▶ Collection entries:
--*--
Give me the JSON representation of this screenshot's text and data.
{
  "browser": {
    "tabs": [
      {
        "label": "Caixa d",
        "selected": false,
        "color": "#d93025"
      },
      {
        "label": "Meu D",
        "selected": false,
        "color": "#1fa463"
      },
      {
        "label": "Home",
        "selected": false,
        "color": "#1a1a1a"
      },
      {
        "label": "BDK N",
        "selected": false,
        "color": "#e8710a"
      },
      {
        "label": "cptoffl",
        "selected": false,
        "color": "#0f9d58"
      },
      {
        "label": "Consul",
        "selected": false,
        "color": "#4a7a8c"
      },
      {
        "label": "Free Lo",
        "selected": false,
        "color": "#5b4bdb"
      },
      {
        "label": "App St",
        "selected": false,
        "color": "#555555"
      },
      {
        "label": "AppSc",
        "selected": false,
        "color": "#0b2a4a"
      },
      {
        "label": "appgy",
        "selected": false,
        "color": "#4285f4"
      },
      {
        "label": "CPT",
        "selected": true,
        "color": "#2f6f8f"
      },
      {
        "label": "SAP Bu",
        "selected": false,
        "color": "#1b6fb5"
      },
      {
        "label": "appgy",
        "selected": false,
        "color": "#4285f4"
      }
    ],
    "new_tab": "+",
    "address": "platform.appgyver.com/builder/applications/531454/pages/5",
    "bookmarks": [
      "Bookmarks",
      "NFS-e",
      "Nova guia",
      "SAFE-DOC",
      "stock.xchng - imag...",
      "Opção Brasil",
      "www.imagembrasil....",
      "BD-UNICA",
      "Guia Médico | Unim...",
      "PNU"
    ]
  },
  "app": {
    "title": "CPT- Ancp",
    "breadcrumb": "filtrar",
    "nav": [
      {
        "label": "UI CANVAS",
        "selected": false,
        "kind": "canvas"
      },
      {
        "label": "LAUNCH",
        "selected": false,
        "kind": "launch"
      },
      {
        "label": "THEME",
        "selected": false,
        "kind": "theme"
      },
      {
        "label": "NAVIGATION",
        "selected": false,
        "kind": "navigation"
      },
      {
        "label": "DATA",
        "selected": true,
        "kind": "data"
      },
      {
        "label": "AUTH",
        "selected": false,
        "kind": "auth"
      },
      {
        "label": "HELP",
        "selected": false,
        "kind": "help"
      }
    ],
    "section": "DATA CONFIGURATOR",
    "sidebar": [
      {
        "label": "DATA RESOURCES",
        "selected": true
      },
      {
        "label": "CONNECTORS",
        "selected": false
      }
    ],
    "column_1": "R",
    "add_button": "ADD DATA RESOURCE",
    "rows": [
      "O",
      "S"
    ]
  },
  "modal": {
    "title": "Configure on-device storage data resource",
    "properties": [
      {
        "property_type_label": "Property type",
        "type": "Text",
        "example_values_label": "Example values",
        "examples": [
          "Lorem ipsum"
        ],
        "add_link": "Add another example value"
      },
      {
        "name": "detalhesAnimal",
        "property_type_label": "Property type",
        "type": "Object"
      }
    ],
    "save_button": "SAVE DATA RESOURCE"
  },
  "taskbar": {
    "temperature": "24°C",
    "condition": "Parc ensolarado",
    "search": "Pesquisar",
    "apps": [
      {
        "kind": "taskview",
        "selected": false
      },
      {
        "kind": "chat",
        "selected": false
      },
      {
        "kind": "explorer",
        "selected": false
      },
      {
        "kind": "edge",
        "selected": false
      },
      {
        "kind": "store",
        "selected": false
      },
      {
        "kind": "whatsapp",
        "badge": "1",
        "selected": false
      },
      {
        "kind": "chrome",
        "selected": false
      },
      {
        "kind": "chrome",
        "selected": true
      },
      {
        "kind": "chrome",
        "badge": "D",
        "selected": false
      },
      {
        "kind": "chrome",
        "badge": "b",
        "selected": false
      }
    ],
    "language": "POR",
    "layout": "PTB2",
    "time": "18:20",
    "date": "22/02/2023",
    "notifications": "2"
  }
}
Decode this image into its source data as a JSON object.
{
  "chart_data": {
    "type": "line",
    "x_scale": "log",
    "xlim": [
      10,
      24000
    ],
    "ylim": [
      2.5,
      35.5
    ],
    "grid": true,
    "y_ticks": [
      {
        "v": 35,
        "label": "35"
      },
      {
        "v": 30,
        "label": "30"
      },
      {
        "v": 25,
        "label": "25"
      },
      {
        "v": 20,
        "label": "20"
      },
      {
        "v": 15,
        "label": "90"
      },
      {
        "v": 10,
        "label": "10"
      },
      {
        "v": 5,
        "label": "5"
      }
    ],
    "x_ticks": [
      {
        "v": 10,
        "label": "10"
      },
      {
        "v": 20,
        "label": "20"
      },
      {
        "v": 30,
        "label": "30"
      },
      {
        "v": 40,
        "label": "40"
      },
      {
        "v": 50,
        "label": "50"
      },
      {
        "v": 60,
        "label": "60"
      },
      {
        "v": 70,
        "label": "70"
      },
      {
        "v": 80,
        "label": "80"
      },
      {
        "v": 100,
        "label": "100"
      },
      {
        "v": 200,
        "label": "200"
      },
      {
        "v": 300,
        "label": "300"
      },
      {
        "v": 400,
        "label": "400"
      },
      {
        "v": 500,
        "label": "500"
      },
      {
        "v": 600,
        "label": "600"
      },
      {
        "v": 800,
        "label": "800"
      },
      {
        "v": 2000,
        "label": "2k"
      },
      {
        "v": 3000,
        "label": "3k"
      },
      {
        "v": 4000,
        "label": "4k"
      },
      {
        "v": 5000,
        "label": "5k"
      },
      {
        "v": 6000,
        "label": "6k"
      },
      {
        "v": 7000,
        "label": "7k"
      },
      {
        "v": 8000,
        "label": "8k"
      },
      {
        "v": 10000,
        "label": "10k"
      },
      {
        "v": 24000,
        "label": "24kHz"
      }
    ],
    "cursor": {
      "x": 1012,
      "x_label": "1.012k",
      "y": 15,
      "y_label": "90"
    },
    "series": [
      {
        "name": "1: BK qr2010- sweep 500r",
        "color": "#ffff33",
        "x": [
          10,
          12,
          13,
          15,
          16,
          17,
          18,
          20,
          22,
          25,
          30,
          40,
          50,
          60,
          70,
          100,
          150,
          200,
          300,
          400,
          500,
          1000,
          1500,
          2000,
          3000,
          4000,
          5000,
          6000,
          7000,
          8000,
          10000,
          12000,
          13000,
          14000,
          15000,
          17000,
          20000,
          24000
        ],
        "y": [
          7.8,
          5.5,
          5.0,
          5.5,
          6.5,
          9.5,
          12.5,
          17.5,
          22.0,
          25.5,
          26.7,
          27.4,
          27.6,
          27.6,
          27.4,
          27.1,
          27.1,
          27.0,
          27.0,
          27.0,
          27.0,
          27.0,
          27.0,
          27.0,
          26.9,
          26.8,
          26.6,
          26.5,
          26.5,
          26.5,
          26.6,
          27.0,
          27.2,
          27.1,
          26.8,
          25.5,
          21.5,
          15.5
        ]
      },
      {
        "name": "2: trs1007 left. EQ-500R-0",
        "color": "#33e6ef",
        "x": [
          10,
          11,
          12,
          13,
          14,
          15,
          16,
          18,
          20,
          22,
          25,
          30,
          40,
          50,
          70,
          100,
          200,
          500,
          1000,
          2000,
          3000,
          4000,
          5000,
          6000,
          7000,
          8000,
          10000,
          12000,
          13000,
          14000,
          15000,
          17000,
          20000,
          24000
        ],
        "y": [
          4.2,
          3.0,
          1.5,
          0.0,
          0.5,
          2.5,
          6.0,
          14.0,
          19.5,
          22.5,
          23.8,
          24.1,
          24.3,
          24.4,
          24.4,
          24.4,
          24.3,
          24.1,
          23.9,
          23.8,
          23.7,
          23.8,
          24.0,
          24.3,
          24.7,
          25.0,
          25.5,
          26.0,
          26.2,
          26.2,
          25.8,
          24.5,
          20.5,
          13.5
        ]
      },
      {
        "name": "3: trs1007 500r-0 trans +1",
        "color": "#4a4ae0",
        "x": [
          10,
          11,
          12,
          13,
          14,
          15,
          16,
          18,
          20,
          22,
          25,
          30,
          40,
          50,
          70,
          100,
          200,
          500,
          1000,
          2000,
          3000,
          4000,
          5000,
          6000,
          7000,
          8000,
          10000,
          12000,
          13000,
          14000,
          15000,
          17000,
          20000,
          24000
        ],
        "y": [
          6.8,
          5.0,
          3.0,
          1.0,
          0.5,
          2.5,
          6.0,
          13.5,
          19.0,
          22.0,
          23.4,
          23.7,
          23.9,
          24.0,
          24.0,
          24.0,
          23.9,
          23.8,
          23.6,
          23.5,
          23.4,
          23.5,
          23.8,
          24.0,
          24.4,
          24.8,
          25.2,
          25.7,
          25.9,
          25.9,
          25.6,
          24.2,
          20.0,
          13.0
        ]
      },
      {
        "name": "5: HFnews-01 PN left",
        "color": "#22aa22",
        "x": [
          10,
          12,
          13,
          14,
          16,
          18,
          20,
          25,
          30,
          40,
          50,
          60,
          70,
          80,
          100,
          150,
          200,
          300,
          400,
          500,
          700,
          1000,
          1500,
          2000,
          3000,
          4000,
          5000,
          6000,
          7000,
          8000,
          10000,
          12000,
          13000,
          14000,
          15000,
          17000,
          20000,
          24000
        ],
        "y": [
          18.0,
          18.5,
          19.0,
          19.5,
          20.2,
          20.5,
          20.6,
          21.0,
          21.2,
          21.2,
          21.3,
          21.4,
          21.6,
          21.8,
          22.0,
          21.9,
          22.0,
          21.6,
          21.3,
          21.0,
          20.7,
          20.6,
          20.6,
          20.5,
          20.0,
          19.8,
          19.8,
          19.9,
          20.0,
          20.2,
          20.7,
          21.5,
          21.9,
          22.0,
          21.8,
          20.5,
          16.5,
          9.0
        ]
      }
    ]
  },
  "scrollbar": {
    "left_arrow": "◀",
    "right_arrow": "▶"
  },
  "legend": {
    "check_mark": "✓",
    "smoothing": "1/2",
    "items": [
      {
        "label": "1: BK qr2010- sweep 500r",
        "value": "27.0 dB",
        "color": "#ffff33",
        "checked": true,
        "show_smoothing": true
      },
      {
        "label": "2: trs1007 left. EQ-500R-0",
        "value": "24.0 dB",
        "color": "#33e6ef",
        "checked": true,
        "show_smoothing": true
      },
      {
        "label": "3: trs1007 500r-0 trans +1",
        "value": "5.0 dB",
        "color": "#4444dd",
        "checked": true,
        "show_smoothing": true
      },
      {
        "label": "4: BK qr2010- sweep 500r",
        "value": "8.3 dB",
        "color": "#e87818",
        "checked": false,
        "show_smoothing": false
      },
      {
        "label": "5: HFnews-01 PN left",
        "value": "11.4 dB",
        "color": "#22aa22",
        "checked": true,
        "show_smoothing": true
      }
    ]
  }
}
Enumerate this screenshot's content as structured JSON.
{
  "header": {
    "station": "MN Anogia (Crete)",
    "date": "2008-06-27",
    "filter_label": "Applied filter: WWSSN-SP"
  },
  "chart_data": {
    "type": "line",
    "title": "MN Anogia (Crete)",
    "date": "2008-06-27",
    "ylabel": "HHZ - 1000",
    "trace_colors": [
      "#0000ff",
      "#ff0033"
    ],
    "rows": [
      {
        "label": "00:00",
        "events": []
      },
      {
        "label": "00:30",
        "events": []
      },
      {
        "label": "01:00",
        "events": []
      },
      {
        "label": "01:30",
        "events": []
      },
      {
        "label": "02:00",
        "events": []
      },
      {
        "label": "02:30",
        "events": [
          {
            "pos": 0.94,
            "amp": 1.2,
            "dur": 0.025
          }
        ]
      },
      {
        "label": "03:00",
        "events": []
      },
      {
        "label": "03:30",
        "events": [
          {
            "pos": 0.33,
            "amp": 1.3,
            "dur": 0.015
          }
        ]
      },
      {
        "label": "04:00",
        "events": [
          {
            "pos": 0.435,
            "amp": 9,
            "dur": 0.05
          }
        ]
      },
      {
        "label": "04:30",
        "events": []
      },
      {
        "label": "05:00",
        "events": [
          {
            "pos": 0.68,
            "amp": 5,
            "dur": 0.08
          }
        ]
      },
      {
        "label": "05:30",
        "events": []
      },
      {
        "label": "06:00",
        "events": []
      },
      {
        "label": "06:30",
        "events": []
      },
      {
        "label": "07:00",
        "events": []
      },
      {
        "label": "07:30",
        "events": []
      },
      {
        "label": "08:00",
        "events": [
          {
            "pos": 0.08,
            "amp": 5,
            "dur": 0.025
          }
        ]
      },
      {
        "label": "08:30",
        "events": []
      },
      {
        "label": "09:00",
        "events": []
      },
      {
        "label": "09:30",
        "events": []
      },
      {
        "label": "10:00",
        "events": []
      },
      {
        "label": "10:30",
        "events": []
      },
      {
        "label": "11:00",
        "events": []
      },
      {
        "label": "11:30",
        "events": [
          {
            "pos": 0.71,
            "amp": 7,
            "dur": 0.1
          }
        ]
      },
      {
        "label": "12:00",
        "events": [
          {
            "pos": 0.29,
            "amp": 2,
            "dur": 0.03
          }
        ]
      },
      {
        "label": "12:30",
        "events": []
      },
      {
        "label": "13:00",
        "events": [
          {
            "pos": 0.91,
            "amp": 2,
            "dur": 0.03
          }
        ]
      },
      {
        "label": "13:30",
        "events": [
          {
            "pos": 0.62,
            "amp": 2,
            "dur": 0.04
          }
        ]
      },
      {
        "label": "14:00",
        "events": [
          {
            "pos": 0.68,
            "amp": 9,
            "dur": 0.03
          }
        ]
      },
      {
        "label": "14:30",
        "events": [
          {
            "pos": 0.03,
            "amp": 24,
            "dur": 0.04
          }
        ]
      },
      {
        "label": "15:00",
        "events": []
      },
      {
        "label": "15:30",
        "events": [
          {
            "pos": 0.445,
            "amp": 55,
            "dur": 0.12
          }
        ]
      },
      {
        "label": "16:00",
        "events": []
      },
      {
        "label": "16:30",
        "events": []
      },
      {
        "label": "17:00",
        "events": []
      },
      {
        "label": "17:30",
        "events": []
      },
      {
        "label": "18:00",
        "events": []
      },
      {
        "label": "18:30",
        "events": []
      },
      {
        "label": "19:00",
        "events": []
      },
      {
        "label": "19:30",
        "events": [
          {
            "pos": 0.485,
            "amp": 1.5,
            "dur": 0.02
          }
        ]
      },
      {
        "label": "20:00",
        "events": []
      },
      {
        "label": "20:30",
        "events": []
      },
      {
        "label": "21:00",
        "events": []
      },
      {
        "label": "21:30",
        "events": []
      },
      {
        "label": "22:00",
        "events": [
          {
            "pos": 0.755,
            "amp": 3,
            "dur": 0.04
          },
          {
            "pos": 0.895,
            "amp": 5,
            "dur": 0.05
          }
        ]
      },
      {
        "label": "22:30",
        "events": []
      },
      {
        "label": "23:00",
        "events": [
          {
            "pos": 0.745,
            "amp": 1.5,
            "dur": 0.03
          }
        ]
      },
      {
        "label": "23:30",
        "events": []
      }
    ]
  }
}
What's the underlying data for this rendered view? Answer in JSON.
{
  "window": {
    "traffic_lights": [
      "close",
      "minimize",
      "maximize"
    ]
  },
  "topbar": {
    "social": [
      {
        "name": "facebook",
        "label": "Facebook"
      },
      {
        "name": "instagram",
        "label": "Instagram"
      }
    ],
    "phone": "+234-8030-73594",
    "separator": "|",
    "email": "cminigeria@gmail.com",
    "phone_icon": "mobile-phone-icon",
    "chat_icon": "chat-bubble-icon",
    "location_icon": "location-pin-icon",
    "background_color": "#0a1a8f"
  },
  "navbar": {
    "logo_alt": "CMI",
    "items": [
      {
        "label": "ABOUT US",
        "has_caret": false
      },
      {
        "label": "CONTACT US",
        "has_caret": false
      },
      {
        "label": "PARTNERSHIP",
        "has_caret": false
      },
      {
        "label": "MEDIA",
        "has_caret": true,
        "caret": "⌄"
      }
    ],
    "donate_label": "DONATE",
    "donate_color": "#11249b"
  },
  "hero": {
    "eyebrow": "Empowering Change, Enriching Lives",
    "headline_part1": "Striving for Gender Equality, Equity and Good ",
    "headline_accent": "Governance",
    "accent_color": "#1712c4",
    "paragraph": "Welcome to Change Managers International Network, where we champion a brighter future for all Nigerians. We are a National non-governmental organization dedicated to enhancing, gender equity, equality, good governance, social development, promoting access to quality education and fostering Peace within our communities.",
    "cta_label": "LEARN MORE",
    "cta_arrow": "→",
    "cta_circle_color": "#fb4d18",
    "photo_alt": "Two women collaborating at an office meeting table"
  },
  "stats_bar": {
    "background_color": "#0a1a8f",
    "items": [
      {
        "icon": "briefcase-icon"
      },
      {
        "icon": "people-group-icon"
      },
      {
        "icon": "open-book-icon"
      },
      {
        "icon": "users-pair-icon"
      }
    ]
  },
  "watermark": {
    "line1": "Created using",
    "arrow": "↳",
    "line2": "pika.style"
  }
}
--*--
▶ GOAL: Return every line above that contains the word "Anogia".

▶ FINAL RESULT:
    "station": "MN Anogia (Crete)",
    "title": "MN Anogia (Crete)",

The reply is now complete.